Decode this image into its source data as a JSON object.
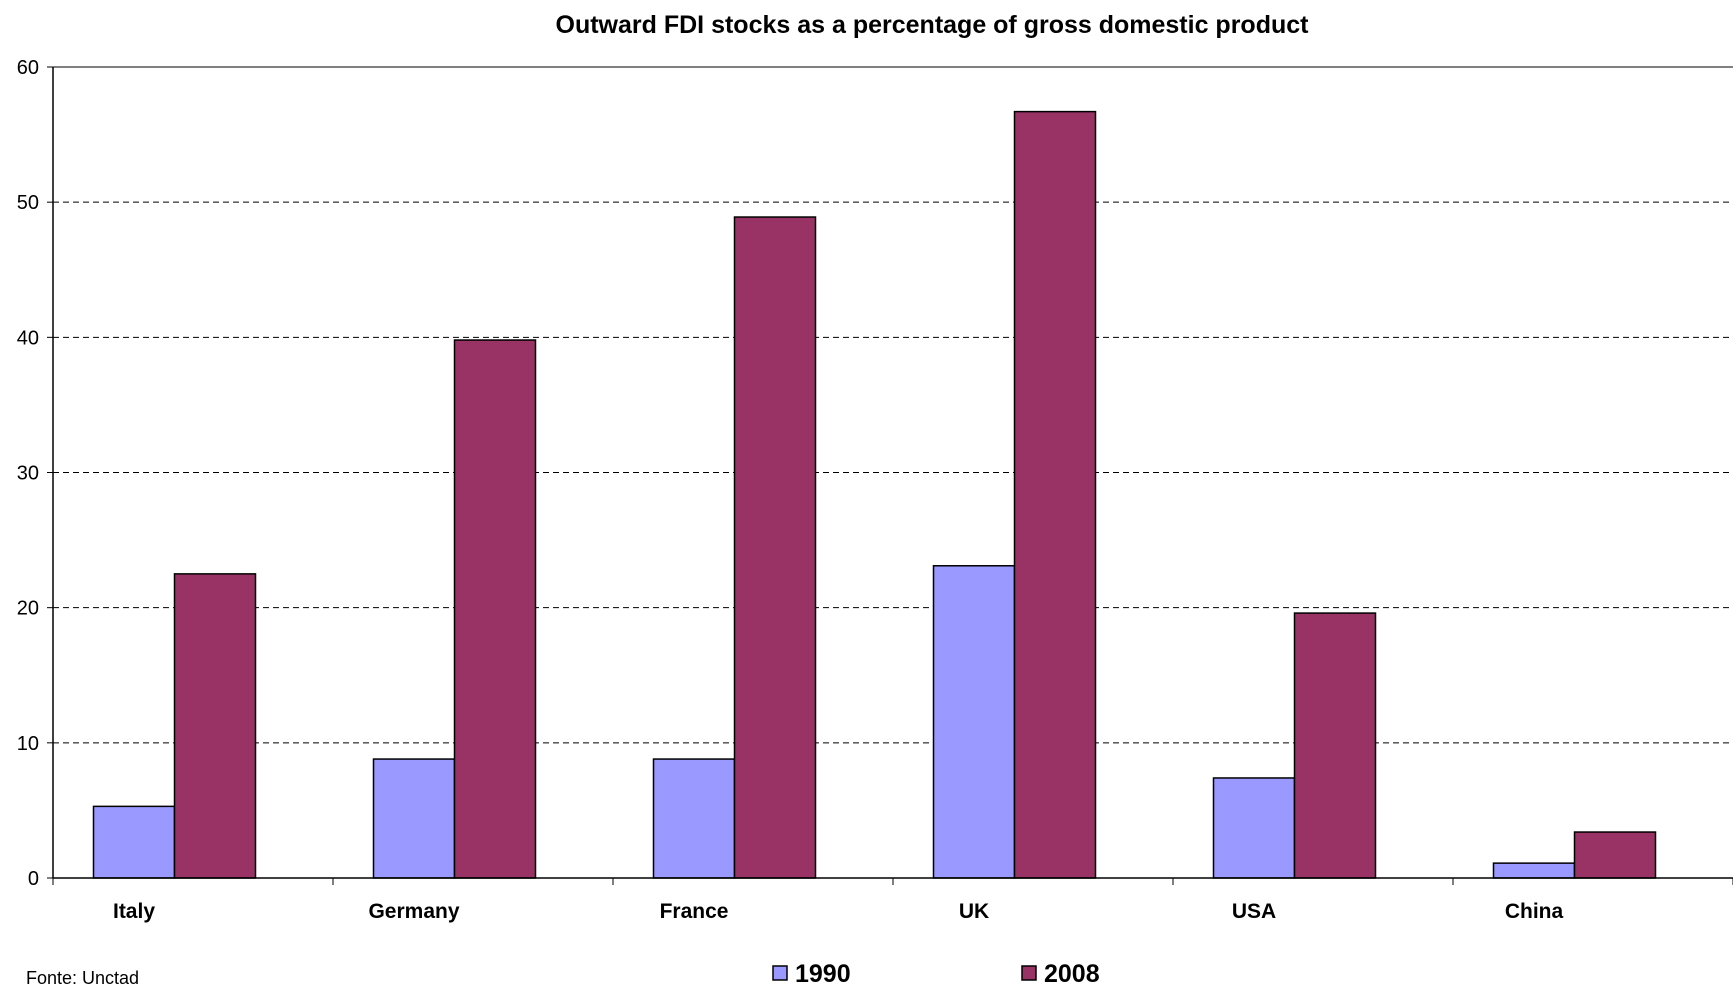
{
  "chart_data": {
    "type": "bar",
    "title": "Outward FDI stocks as a percentage of gross domestic product",
    "xlabel": "",
    "ylabel": "",
    "ylim": [
      0,
      60
    ],
    "yticks": [
      "0",
      "10",
      "20",
      "30",
      "40",
      "50",
      "60"
    ],
    "grid": true,
    "legend_position": "bottom",
    "categories": [
      "Italy",
      "Germany",
      "France",
      "UK",
      "USA",
      "China"
    ],
    "series": [
      {
        "name": "1990",
        "color": "#9999ff",
        "values": [
          5.3,
          8.8,
          8.8,
          23.1,
          7.4,
          1.1
        ]
      },
      {
        "name": "2008",
        "color": "#993366",
        "values": [
          22.5,
          39.8,
          48.9,
          56.7,
          19.6,
          3.4
        ]
      }
    ],
    "source_note": "Fonte: Unctad"
  }
}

══════════════════════════════

**Short task**: Write out each line again precisely as it appears, skipping every picture.

**Solution**:
Decode this image into its source data as a JSON object.
{
  "chart_data": {
    "type": "bar",
    "title": "Outward FDI stocks as a percentage of gross domestic product",
    "xlabel": "",
    "ylabel": "",
    "ylim": [
      0,
      60
    ],
    "yticks": [
      "0",
      "10",
      "20",
      "30",
      "40",
      "50",
      "60"
    ],
    "grid": true,
    "legend_position": "bottom",
    "categories": [
      "Italy",
      "Germany",
      "France",
      "UK",
      "USA",
      "China"
    ],
    "series": [
      {
        "name": "1990",
        "color": "#9999ff",
        "values": [
          5.3,
          8.8,
          8.8,
          23.1,
          7.4,
          1.1
        ]
      },
      {
        "name": "2008",
        "color": "#993366",
        "values": [
          22.5,
          39.8,
          48.9,
          56.7,
          19.6,
          3.4
        ]
      }
    ],
    "source_note": "Fonte: Unctad"
  }
}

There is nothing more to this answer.